## BEGIN Listing
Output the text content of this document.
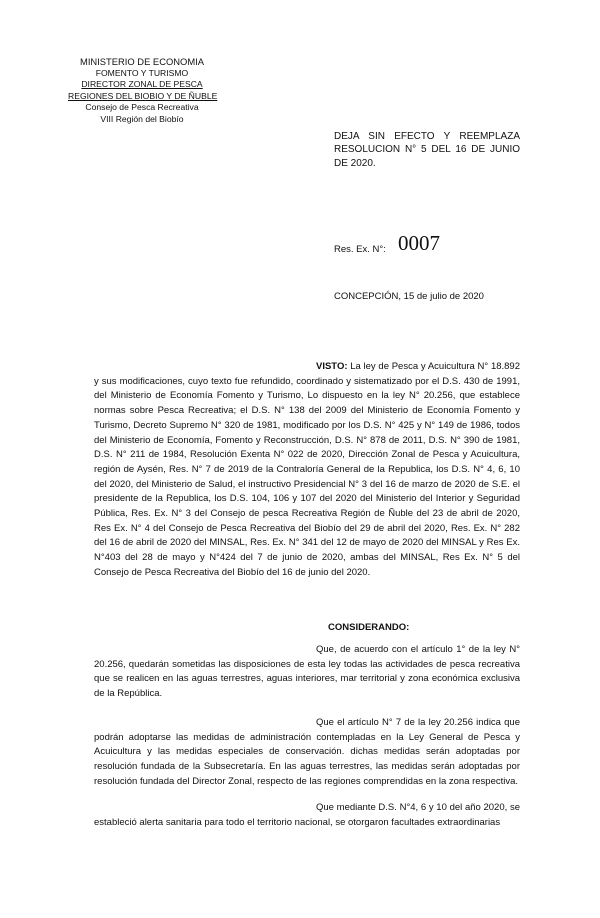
MINISTERIO DE ECONOMIA
FOMENTO Y TURISMO
DIRECTOR ZONAL DE PESCA
REGIONES DEL BIOBIO Y DE ÑUBLE
Consejo de Pesca Recreativa
VIII Región del Biobío
DEJA SIN EFECTO Y REEMPLAZA RESOLUCION N° 5 DEL 16 DE JUNIO DE 2020.
Res. Ex. N°: 0007
CONCEPCIÓN, 15 de julio de 2020

VISTO: La ley de Pesca y Acuicultura N° 18.892 y sus modificaciones, cuyo texto fue refundido, coordinado y sistematizado por el D.S. 430 de 1991, del Ministerio de Economía Fomento y Turismo, Lo dispuesto en la ley N° 20.256, que establece normas sobre Pesca Recreativa; el D.S. N° 138 del 2009 del Ministerio de Economía Fomento y Turismo, Decreto Supremo N° 320 de 1981, modificado por los D.S. N° 425 y N° 149 de 1986, todos del Ministerio de Economía, Fomento y Reconstrucción, D.S. N° 878 de 2011, D.S. N° 390 de 1981, D.S. N° 211 de 1984, Resolución Exenta N° 022 de 2020, Dirección Zonal de Pesca y Acuicultura, región de Aysén, Res. N° 7 de 2019 de la Contraloría General de la Republica, los D.S. N° 4, 6, 10 del 2020, del Ministerio de Salud, el instructivo Presidencial N° 3 del 16 de marzo de 2020 de S.E. el presidente de la Republica, los D.S. 104, 106 y 107 del 2020 del Ministerio del Interior y Seguridad Pública, Res. Ex. N° 3 del Consejo de pesca Recreativa Región de Ñuble del 23 de abril de 2020, Res Ex. N° 4 del Consejo de Pesca Recreativa del Biobío del 29 de abril del 2020, Res. Ex. N° 282 del 16 de abril de 2020 del MINSAL, Res. Ex. N° 341 del 12 de mayo de 2020 del MINSAL y Res Ex. N°403 del 28 de mayo y N°424 del 7 de junio de 2020, ambas del MINSAL, Res Ex. N° 5 del Consejo de Pesca Recreativa del Biobío del 16 de junio del 2020.

CONSIDERANDO:

Que, de acuerdo con el artículo 1° de la ley N° 20.256, quedarán sometidas las disposiciones de esta ley todas las actividades de pesca recreativa que se realicen en las aguas terrestres, aguas interiores, mar territorial y zona económica exclusiva de la República.

Que el artículo N° 7 de la ley 20.256 indica que podrán adoptarse las medidas de administración contempladas en la Ley General de Pesca y Acuicultura y las medidas especiales de conservación. dichas medidas serán adoptadas por resolución fundada de la Subsecretaría. En las aguas terrestres, las medidas serán adoptadas por resolución fundada del Director Zonal, respecto de las regiones comprendidas en la zona respectiva.

Que mediante D.S. N°4, 6 y 10 del año 2020, se estableció alerta sanitaria para todo el territorio nacional, se otorgaron facultades extraordinarias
## END Listing
▶ _Exercise details_: Tally the lines holding the string "Consejo" and give only the count.

▶ _Result_: 2